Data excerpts
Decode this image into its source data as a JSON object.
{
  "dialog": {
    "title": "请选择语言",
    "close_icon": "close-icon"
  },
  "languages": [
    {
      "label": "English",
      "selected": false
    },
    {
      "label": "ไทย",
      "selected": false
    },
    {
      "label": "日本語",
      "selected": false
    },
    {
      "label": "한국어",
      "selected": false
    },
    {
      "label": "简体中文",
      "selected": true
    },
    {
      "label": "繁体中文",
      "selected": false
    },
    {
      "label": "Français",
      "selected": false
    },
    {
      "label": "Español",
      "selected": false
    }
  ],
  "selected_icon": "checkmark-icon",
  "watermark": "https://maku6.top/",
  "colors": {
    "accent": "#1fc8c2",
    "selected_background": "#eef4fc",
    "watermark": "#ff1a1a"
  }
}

**TASK**
Identify and copy all lines with the word "watermark".

**OUTPUT BELOW**
  "watermark": "https://maku6.top/",
    "watermark": "#ff1a1a"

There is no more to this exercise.